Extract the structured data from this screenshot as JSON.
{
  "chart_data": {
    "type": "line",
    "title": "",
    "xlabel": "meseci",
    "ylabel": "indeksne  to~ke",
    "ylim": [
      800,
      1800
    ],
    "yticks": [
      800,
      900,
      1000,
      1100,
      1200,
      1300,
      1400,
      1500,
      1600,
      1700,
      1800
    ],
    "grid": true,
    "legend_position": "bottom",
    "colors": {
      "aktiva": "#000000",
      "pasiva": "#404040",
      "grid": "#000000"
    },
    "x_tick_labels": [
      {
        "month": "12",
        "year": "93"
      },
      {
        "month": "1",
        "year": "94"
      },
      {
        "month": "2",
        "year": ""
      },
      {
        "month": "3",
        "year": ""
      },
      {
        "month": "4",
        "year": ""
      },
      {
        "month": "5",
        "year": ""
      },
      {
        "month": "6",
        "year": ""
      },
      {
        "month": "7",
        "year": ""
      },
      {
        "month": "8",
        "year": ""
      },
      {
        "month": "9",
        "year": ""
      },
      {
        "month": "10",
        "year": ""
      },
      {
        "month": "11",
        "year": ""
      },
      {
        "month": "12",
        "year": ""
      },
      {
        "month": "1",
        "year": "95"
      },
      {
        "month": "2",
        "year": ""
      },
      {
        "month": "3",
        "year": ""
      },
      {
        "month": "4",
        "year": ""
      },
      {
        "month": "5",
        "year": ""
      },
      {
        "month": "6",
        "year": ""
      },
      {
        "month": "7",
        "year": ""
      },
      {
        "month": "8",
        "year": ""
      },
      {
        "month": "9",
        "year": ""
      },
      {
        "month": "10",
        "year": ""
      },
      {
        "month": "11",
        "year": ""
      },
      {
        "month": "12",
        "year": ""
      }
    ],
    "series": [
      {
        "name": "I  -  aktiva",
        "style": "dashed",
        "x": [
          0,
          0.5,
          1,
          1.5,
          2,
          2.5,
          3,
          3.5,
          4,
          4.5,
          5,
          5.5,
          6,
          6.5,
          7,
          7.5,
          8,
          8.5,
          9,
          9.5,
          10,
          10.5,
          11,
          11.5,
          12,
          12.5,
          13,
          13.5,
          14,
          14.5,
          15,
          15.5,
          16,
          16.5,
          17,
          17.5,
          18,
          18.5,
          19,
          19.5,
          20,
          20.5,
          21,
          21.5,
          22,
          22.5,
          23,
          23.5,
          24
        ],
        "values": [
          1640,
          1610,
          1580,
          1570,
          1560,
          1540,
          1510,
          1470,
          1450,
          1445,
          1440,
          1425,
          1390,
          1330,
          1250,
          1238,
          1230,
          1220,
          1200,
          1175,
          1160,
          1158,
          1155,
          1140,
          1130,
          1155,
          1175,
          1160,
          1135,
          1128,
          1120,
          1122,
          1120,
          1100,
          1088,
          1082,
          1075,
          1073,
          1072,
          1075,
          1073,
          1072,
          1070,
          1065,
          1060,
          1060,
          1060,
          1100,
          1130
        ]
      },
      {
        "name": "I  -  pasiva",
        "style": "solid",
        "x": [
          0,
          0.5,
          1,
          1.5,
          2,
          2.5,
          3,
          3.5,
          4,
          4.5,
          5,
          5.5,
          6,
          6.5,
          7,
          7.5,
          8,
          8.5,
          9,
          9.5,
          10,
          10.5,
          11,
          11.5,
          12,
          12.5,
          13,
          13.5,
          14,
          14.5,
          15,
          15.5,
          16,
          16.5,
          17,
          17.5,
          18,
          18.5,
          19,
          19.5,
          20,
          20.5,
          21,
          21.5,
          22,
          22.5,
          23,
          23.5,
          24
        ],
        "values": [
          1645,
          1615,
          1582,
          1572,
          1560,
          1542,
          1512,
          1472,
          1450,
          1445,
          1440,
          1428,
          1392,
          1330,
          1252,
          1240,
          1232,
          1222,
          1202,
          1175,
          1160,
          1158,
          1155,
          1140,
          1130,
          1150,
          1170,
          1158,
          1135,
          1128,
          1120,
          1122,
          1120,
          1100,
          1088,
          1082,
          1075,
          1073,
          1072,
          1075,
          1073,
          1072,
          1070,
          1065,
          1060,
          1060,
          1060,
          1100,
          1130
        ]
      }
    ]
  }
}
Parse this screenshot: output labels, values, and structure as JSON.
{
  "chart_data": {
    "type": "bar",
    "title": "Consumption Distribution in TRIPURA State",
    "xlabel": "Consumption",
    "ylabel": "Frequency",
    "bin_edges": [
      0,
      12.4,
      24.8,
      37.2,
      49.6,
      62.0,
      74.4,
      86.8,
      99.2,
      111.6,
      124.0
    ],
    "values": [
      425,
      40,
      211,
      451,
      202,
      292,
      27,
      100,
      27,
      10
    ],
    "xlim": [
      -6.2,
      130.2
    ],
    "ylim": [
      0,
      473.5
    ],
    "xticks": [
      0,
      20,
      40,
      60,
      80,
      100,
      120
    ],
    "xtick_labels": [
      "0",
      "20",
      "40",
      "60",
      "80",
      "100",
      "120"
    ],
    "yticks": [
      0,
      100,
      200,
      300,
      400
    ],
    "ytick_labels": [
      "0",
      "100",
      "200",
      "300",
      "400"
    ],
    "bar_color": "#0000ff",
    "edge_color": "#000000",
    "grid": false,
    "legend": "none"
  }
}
********
### [PROBLEM REQUIREMENTS]
Write out every record verbatim.

### [SOLUTION FOR THIS PROBLEM]
Extract the structured data from this screenshot as JSON.
{
  "chart_data": {
    "type": "line",
    "title": "",
    "xlabel": "meseci",
    "ylabel": "indeksne  to~ke",
    "ylim": [
      800,
      1800
    ],
    "yticks": [
      800,
      900,
      1000,
      1100,
      1200,
      1300,
      1400,
      1500,
      1600,
      1700,
      1800
    ],
    "grid": true,
    "legend_position": "bottom",
    "colors": {
      "aktiva": "#000000",
      "pasiva": "#404040",
      "grid": "#000000"
    },
    "x_tick_labels": [
      {
        "month": "12",
        "year": "93"
      },
      {
        "month": "1",
        "year": "94"
      },
      {
        "month": "2",
        "year": ""
      },
      {
        "month": "3",
        "year": ""
      },
      {
        "month": "4",
        "year": ""
      },
      {
        "month": "5",
        "year": ""
      },
      {
        "month": "6",
        "year": ""
      },
      {
        "month": "7",
        "year": ""
      },
      {
        "month": "8",
        "year": ""
      },
      {
        "month": "9",
        "year": ""
      },
      {
        "month": "10",
        "year": ""
      },
      {
        "month": "11",
        "year": ""
      },
      {
        "month": "12",
        "year": ""
      },
      {
        "month": "1",
        "year": "95"
      },
      {
        "month": "2",
        "year": ""
      },
      {
        "month": "3",
        "year": ""
      },
      {
        "month": "4",
        "year": ""
      },
      {
        "month": "5",
        "year": ""
      },
      {
        "month": "6",
        "year": ""
      },
      {
        "month": "7",
        "year": ""
      },
      {
        "month": "8",
        "year": ""
      },
      {
        "month": "9",
        "year": ""
      },
      {
        "month": "10",
        "year": ""
      },
      {
        "month": "11",
        "year": ""
      },
      {
        "month": "12",
        "year": ""
      }
    ],
    "series": [
      {
        "name": "I  -  aktiva",
        "style": "dashed",
        "x": [
          0,
          0.5,
          1,
          1.5,
          2,
          2.5,
          3,
          3.5,
          4,
          4.5,
          5,
          5.5,
          6,
          6.5,
          7,
          7.5,
          8,
          8.5,
          9,
          9.5,
          10,
          10.5,
          11,
          11.5,
          12,
          12.5,
          13,
          13.5,
          14,
          14.5,
          15,
          15.5,
          16,
          16.5,
          17,
          17.5,
          18,
          18.5,
          19,
          19.5,
          20,
          20.5,
          21,
          21.5,
          22,
          22.5,
          23,
          23.5,
          24
        ],
        "values": [
          1640,
          1610,
          1580,
          1570,
          1560,
          1540,
          1510,
          1470,
          1450,
          1445,
          1440,
          1425,
          1390,
          1330,
          1250,
          1238,
          1230,
          1220,
          1200,
          1175,
          1160,
          1158,
          1155,
          1140,
          1130,
          1155,
          1175,
          1160,
          1135,
          1128,
          1120,
          1122,
          1120,
          1100,
          1088,
          1082,
          1075,
          1073,
          1072,
          1075,
          1073,
          1072,
          1070,
          1065,
          1060,
          1060,
          1060,
          1100,
          1130
        ]
      },
      {
        "name": "I  -  pasiva",
        "style": "solid",
        "x": [
          0,
          0.5,
          1,
          1.5,
          2,
          2.5,
          3,
          3.5,
          4,
          4.5,
          5,
          5.5,
          6,
          6.5,
          7,
          7.5,
          8,
          8.5,
          9,
          9.5,
          10,
          10.5,
          11,
          11.5,
          12,
          12.5,
          13,
          13.5,
          14,
          14.5,
          15,
          15.5,
          16,
          16.5,
          17,
          17.5,
          18,
          18.5,
          19,
          19.5,
          20,
          20.5,
          21,
          21.5,
          22,
          22.5,
          23,
          23.5,
          24
        ],
        "values": [
          1645,
          1615,
          1582,
          1572,
          1560,
          1542,
          1512,
          1472,
          1450,
          1445,
          1440,
          1428,
          1392,
          1330,
          1252,
          1240,
          1232,
          1222,
          1202,
          1175,
          1160,
          1158,
          1155,
          1140,
          1130,
          1150,
          1170,
          1158,
          1135,
          1128,
          1120,
          1122,
          1120,
          1100,
          1088,
          1082,
          1075,
          1073,
          1072,
          1075,
          1073,
          1072,
          1070,
          1065,
          1060,
          1060,
          1060,
          1100,
          1130
        ]
      }
    ]
  }
}
Parse this screenshot: output labels, values, and structure as JSON.
{
  "chart_data": {
    "type": "bar",
    "title": "Consumption Distribution in TRIPURA State",
    "xlabel": "Consumption",
    "ylabel": "Frequency",
    "bin_edges": [
      0,
      12.4,
      24.8,
      37.2,
      49.6,
      62.0,
      74.4,
      86.8,
      99.2,
      111.6,
      124.0
    ],
    "values": [
      425,
      40,
      211,
      451,
      202,
      292,
      27,
      100,
      27,
      10
    ],
    "xlim": [
      -6.2,
      130.2
    ],
    "ylim": [
      0,
      473.5
    ],
    "xticks": [
      0,
      20,
      40,
      60,
      80,
      100,
      120
    ],
    "xtick_labels": [
      "0",
      "20",
      "40",
      "60",
      "80",
      "100",
      "120"
    ],
    "yticks": [
      0,
      100,
      200,
      300,
      400
    ],
    "ytick_labels": [
      "0",
      "100",
      "200",
      "300",
      "400"
    ],
    "bar_color": "#0000ff",
    "edge_color": "#000000",
    "grid": false,
    "legend": "none"
  }
}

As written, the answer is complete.